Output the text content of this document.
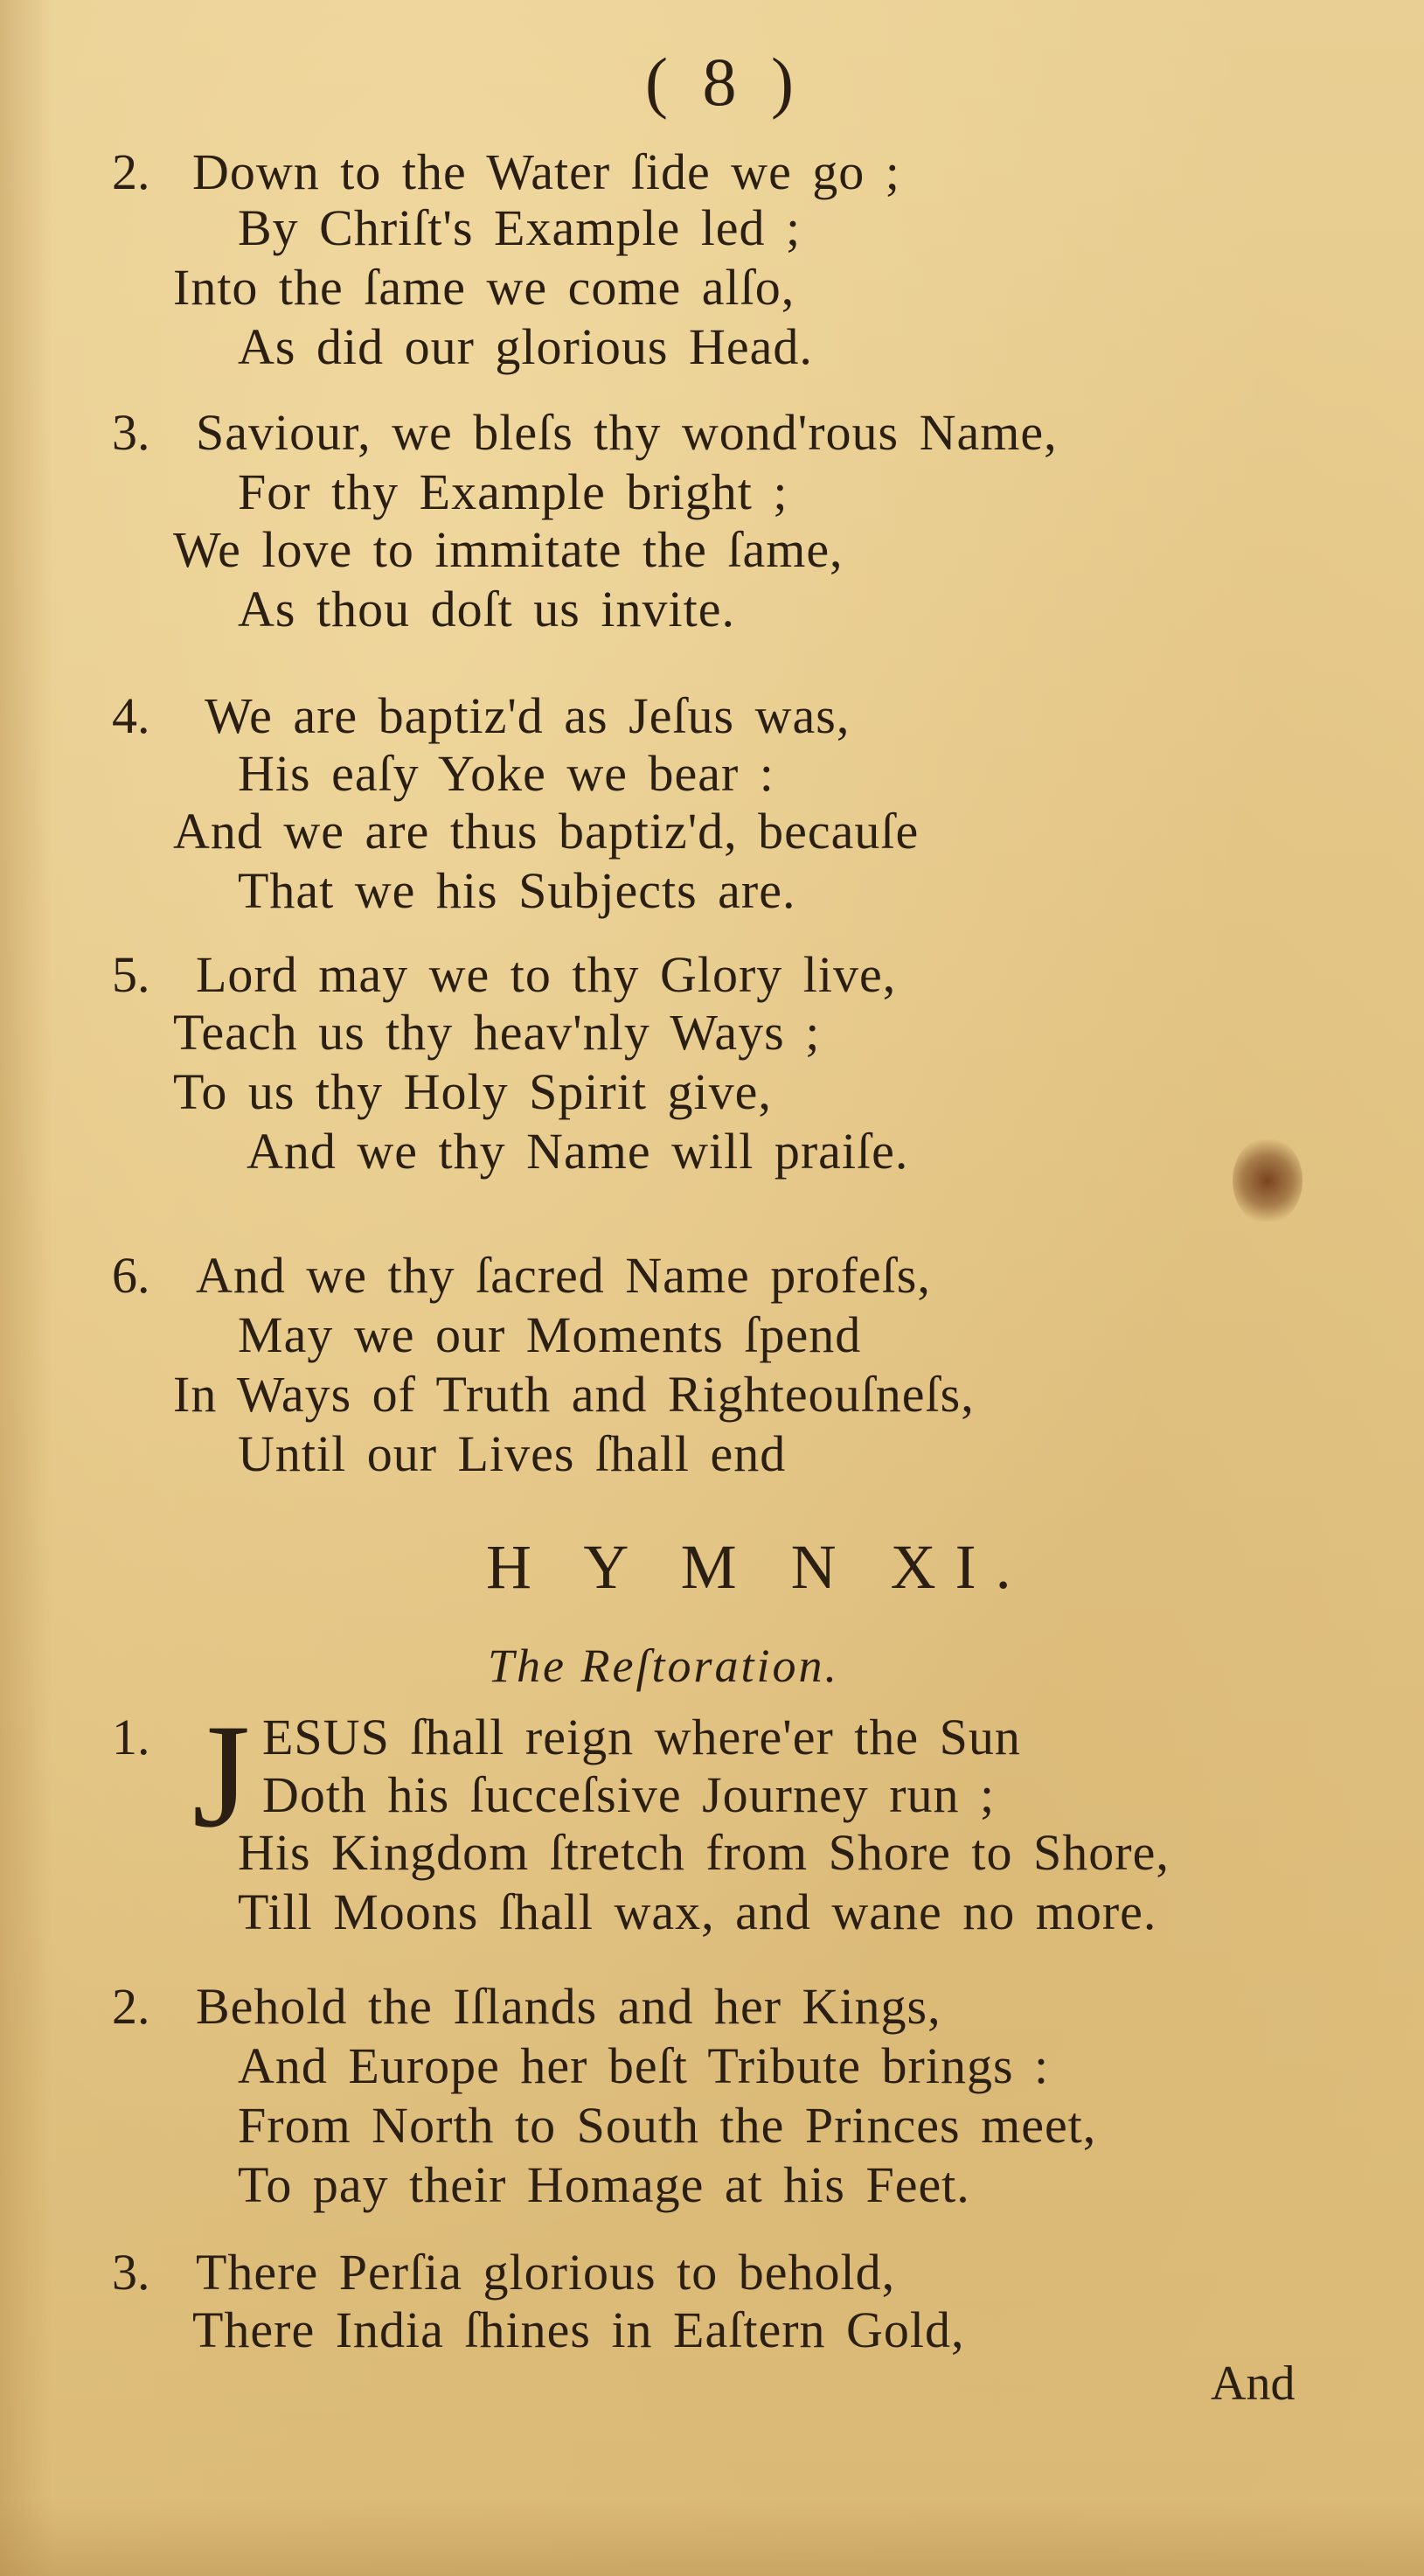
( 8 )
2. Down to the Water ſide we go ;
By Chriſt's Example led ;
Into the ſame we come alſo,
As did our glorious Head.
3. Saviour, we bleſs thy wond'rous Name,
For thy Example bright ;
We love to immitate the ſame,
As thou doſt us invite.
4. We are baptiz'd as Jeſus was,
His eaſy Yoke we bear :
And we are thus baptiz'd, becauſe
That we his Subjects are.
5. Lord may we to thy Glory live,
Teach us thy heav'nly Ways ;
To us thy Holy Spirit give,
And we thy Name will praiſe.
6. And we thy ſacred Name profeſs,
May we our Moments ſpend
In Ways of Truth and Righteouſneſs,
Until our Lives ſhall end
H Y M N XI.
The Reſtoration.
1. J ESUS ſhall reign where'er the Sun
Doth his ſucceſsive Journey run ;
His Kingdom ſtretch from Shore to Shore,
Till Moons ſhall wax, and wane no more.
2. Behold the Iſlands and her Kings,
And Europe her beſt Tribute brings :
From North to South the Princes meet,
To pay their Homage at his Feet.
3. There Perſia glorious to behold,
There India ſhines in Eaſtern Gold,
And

> _AIM_
Which lines hold the word "ſhall"? Show each one.

> _RESPONSE TO THE TASK_
Until our Lives ſhall end
1. J ESUS ſhall reign where'er the Sun
Till Moons ſhall wax, and wane no more.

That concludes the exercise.